[Figure collection entries]
++++

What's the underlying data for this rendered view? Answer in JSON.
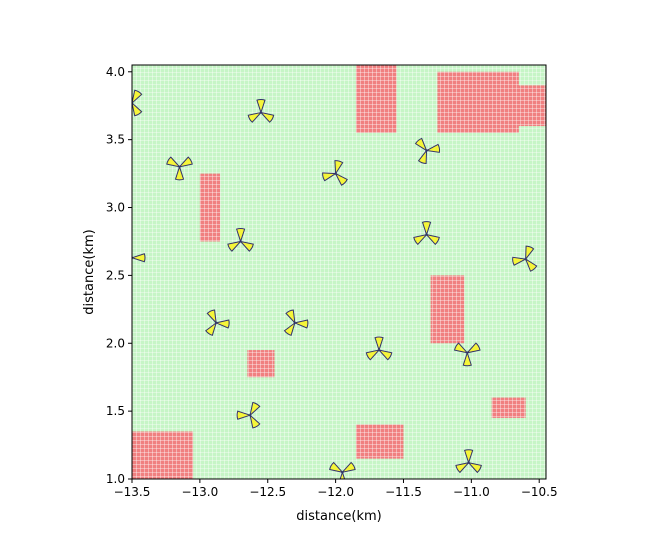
{
  "chart_data": {
    "type": "scatter",
    "title": "",
    "xlabel": "distance(km)",
    "ylabel": "distance(km)",
    "xlim": [
      -13.5,
      -10.45
    ],
    "ylim": [
      1.0,
      4.05
    ],
    "x_ticks": [
      -13.5,
      -13.0,
      -12.5,
      -12.0,
      -11.5,
      -11.0,
      -10.5
    ],
    "x_tick_labels": [
      "−13.5",
      "−13.0",
      "−12.5",
      "−12.0",
      "−11.5",
      "−11.0",
      "−10.5"
    ],
    "y_ticks": [
      1.0,
      1.5,
      2.0,
      2.5,
      3.0,
      3.5,
      4.0
    ],
    "y_tick_labels": [
      "1.0",
      "1.5",
      "2.0",
      "2.5",
      "3.0",
      "3.5",
      "4.0"
    ],
    "grid": false,
    "background_cells": {
      "description_type": "grid map",
      "colors": {
        "free": "#c6f5c6",
        "occupied": "#f08080",
        "cell_border": "#ffffff"
      },
      "occupied_regions": [
        {
          "x": [
            -13.5,
            -13.05
          ],
          "y": [
            1.0,
            1.35
          ]
        },
        {
          "x": [
            -13.0,
            -12.85
          ],
          "y": [
            2.75,
            3.25
          ]
        },
        {
          "x": [
            -11.85,
            -11.55
          ],
          "y": [
            3.55,
            4.05
          ]
        },
        {
          "x": [
            -11.25,
            -10.65
          ],
          "y": [
            3.55,
            4.0
          ]
        },
        {
          "x": [
            -10.72,
            -10.45
          ],
          "y": [
            3.6,
            3.9
          ]
        },
        {
          "x": [
            -11.3,
            -11.05
          ],
          "y": [
            2.0,
            2.5
          ]
        },
        {
          "x": [
            -11.85,
            -11.5
          ],
          "y": [
            1.15,
            1.4
          ]
        },
        {
          "x": [
            -10.85,
            -10.6
          ],
          "y": [
            1.45,
            1.6
          ]
        },
        {
          "x": [
            -12.65,
            -12.45
          ],
          "y": [
            1.75,
            1.95
          ]
        }
      ]
    },
    "marker_style": {
      "shape": "three-blade rotor",
      "fill": "#f5f53a",
      "edge": "#33336a"
    },
    "turbines": [
      {
        "x": -13.5,
        "y": 3.77,
        "angle": 30
      },
      {
        "x": -12.55,
        "y": 3.7,
        "angle": 0
      },
      {
        "x": -13.15,
        "y": 3.3,
        "angle": 60
      },
      {
        "x": -12.0,
        "y": 3.25,
        "angle": 15
      },
      {
        "x": -11.33,
        "y": 3.42,
        "angle": 80
      },
      {
        "x": -12.7,
        "y": 2.75,
        "angle": 0
      },
      {
        "x": -11.33,
        "y": 2.8,
        "angle": 0
      },
      {
        "x": -13.5,
        "y": 2.63,
        "angle": 90
      },
      {
        "x": -10.6,
        "y": 2.62,
        "angle": 20
      },
      {
        "x": -12.88,
        "y": 2.15,
        "angle": 95
      },
      {
        "x": -12.3,
        "y": 2.15,
        "angle": 95
      },
      {
        "x": -11.68,
        "y": 1.95,
        "angle": 0
      },
      {
        "x": -11.03,
        "y": 1.93,
        "angle": 60
      },
      {
        "x": -12.63,
        "y": 1.47,
        "angle": 30
      },
      {
        "x": -11.95,
        "y": 1.05,
        "angle": 60
      },
      {
        "x": -11.02,
        "y": 1.12,
        "angle": 0
      }
    ]
  }
}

++++

- [Task description]: Identify the lines of the data that contain the word "distance". Copy each of them.

- [Result]:
    "xlabel": "distance(km)",
    "ylabel": "distance(km)",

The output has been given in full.